** start Provided data **

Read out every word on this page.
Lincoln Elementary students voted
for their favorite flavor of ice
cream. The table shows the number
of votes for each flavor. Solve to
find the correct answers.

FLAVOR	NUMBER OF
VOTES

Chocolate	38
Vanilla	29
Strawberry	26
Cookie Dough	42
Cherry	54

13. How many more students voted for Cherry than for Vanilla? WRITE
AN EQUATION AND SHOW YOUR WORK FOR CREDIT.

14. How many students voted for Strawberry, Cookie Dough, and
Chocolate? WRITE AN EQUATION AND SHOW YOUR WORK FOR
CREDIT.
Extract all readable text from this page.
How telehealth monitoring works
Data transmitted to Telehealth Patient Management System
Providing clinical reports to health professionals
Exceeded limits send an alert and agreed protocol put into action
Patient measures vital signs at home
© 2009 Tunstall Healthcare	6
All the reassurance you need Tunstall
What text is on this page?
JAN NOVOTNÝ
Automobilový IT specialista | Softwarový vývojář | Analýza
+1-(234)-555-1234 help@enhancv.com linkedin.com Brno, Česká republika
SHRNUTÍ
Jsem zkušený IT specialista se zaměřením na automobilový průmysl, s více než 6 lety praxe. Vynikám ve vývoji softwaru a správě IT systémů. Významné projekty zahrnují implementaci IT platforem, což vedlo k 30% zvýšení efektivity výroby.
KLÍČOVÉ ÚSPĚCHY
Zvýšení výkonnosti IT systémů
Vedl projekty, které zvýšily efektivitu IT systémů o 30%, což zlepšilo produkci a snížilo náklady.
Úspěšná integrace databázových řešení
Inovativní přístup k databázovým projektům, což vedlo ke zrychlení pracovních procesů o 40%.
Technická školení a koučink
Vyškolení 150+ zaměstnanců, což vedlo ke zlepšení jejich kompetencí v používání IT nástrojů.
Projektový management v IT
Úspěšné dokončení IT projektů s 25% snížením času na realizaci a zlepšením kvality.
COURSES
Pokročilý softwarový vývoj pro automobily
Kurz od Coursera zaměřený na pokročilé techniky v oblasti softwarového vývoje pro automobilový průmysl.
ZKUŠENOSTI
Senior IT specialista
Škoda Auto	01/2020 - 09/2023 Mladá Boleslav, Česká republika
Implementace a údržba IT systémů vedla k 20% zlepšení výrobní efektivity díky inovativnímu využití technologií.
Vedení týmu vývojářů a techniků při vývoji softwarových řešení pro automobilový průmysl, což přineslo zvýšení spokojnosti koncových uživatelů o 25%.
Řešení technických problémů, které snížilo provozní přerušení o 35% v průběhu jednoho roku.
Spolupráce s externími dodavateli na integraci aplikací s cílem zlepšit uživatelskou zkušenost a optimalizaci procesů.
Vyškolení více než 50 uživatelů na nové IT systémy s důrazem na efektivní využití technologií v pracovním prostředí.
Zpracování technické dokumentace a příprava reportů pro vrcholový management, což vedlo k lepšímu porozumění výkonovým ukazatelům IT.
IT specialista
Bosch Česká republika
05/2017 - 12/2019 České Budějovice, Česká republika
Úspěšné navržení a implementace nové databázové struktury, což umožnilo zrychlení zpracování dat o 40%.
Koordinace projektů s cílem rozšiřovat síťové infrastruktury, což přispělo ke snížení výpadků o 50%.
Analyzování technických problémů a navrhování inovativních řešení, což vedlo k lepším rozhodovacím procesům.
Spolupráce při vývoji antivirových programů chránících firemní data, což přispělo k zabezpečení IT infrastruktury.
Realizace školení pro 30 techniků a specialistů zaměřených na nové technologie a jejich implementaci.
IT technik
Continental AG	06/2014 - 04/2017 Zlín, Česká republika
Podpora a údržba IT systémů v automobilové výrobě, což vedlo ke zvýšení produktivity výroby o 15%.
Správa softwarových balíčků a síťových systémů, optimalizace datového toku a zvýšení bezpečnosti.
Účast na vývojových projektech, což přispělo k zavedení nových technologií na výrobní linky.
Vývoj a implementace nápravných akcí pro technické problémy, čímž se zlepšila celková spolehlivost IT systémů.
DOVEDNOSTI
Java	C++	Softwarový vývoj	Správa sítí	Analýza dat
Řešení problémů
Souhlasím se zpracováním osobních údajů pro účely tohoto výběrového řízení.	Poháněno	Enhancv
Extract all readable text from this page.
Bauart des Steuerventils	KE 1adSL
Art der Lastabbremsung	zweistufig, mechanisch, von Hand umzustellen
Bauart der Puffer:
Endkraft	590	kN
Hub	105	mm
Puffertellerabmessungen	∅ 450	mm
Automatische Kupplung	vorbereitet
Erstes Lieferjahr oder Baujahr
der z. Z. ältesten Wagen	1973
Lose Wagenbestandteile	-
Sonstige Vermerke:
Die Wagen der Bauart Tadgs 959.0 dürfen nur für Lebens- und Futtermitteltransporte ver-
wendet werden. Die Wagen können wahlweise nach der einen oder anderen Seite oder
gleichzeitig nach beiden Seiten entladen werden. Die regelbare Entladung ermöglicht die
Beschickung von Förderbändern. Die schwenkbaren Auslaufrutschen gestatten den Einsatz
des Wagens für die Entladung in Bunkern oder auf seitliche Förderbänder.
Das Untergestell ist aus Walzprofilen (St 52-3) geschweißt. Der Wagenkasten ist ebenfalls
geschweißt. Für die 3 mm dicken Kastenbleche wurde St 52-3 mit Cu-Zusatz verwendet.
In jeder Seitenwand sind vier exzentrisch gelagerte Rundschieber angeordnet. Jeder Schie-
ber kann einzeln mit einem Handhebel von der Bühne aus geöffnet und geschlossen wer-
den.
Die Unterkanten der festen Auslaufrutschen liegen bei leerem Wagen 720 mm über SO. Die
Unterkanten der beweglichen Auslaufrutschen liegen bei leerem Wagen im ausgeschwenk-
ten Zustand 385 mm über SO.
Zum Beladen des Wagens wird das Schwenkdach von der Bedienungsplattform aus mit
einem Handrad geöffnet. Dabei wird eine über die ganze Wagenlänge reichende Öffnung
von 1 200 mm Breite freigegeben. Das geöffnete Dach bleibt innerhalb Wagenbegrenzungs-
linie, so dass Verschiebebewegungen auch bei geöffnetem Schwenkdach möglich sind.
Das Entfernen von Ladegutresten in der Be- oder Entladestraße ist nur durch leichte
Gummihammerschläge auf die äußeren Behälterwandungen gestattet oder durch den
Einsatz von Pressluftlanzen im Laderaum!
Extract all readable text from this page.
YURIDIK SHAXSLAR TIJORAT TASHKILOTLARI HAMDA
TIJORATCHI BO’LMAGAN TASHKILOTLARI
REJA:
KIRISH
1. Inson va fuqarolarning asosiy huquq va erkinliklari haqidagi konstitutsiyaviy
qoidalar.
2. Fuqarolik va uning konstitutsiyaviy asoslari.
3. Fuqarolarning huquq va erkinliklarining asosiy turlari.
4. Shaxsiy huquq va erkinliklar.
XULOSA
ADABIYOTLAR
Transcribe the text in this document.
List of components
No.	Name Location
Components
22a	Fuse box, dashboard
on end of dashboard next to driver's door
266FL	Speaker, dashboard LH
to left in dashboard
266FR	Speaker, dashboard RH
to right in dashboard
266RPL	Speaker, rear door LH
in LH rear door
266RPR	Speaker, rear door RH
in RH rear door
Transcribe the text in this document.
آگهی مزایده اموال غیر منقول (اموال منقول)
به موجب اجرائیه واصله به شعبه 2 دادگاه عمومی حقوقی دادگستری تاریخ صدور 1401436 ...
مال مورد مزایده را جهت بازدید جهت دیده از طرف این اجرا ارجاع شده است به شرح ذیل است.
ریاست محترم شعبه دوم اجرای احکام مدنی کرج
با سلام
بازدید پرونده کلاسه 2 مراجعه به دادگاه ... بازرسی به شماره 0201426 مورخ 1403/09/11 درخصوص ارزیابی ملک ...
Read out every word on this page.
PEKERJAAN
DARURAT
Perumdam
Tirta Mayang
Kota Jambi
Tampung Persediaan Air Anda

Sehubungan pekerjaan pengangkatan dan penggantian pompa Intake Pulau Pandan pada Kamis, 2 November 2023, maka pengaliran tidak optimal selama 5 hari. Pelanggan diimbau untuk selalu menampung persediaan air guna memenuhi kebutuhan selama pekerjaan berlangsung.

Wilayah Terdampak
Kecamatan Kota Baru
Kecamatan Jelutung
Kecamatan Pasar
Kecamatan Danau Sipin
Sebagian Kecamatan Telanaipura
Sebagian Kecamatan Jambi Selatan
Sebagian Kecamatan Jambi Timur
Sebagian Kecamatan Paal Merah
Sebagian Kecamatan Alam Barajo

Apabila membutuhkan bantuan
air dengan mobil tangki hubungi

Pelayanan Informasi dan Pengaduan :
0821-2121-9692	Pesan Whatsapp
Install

** end Provided data **

Aim: Find the word "zrychlení" in the entries, and copy every line it shows up in.

Problem solution:
Inovativní přístup k databázovým projektům, což vedlo ke zrychlení pracovních procesů o 40%.
Úspěšné navržení a implementace nové databázové struktury, což umožnilo zrychlení zpracování dat o 40%.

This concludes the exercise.